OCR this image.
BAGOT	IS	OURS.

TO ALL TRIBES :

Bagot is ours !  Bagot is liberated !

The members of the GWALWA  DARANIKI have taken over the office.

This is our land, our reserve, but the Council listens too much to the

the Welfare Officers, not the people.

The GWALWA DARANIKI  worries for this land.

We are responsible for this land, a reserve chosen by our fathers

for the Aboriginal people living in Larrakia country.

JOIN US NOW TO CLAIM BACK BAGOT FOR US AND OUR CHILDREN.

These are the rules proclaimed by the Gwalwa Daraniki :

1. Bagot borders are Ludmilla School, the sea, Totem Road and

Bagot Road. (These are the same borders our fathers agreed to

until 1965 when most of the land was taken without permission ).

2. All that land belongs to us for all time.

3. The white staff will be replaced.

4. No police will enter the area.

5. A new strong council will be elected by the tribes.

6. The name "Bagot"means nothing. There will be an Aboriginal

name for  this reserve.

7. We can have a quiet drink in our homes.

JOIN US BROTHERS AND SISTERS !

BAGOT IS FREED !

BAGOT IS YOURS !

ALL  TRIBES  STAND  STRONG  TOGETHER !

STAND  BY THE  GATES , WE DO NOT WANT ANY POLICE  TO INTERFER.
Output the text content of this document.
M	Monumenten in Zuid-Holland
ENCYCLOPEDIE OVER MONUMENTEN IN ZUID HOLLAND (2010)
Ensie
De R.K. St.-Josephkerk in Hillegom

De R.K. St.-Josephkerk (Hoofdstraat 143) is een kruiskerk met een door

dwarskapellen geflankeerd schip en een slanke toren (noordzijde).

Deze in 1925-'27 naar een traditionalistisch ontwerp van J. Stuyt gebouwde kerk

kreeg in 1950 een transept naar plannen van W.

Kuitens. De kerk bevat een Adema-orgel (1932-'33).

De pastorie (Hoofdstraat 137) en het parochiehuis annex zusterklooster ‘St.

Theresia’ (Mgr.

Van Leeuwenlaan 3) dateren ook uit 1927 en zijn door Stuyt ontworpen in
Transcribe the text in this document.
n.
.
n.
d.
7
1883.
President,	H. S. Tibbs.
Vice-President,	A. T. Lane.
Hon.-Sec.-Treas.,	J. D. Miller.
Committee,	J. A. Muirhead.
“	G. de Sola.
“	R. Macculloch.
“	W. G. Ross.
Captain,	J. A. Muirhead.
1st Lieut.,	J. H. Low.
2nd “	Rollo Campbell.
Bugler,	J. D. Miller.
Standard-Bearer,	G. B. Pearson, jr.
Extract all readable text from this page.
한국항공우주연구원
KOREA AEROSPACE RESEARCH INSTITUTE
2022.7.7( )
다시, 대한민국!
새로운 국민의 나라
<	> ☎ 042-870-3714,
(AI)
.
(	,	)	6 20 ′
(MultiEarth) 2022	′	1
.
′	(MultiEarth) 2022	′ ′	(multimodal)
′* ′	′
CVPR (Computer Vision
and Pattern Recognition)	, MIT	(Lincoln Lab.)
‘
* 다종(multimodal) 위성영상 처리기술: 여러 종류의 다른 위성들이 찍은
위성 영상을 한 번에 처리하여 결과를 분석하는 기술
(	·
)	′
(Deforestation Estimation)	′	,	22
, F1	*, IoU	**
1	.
· · · ·
Give an exact repetition of all the material.

OCR this image.
BAGOT	IS	OURS.

TO ALL TRIBES :

Bagot is ours !  Bagot is liberated !

The members of the GWALWA  DARANIKI have taken over the office.

This is our land, our reserve, but the Council listens too much to the

the Welfare Officers, not the people.

The GWALWA DARANIKI  worries for this land.

We are responsible for this land, a reserve chosen by our fathers

for the Aboriginal people living in Larrakia country.

JOIN US NOW TO CLAIM BACK BAGOT FOR US AND OUR CHILDREN.

These are the rules proclaimed by the Gwalwa Daraniki :

1. Bagot borders are Ludmilla School, the sea, Totem Road and

Bagot Road. (These are the same borders our fathers agreed to

until 1965 when most of the land was taken without permission ).

2. All that land belongs to us for all time.

3. The white staff will be replaced.

4. No police will enter the area.

5. A new strong council will be elected by the tribes.

6. The name "Bagot"means nothing. There will be an Aboriginal

name for  this reserve.

7. We can have a quiet drink in our homes.

JOIN US BROTHERS AND SISTERS !

BAGOT IS FREED !

BAGOT IS YOURS !

ALL  TRIBES  STAND  STRONG  TOGETHER !

STAND  BY THE  GATES , WE DO NOT WANT ANY POLICE  TO INTERFER.
Output the text content of this document.
M	Monumenten in Zuid-Holland
ENCYCLOPEDIE OVER MONUMENTEN IN ZUID HOLLAND (2010)
Ensie
De R.K. St.-Josephkerk in Hillegom

De R.K. St.-Josephkerk (Hoofdstraat 143) is een kruiskerk met een door

dwarskapellen geflankeerd schip en een slanke toren (noordzijde).

Deze in 1925-'27 naar een traditionalistisch ontwerp van J. Stuyt gebouwde kerk

kreeg in 1950 een transept naar plannen van W.

Kuitens. De kerk bevat een Adema-orgel (1932-'33).

De pastorie (Hoofdstraat 137) en het parochiehuis annex zusterklooster ‘St.

Theresia’ (Mgr.

Van Leeuwenlaan 3) dateren ook uit 1927 en zijn door Stuyt ontworpen in
Transcribe the text in this document.
n.
.
n.
d.
7
1883.
President,	H. S. Tibbs.
Vice-President,	A. T. Lane.
Hon.-Sec.-Treas.,	J. D. Miller.
Committee,	J. A. Muirhead.
“	G. de Sola.
“	R. Macculloch.
“	W. G. Ross.
Captain,	J. A. Muirhead.
1st Lieut.,	J. H. Low.
2nd “	Rollo Campbell.
Bugler,	J. D. Miller.
Standard-Bearer,	G. B. Pearson, jr.
Extract all readable text from this page.
한국항공우주연구원
KOREA AEROSPACE RESEARCH INSTITUTE
2022.7.7( )
다시, 대한민국!
새로운 국민의 나라
<	> ☎ 042-870-3714,
(AI)
.
(	,	)	6 20 ′
(MultiEarth) 2022	′	1
.
′	(MultiEarth) 2022	′ ′	(multimodal)
′* ′	′
CVPR (Computer Vision
and Pattern Recognition)	, MIT	(Lincoln Lab.)
‘
* 다종(multimodal) 위성영상 처리기술: 여러 종류의 다른 위성들이 찍은
위성 영상을 한 번에 처리하여 결과를 분석하는 기술
(	·
)	′
(Deforestation Estimation)	′	,	22
, F1	*, IoU	**
1	.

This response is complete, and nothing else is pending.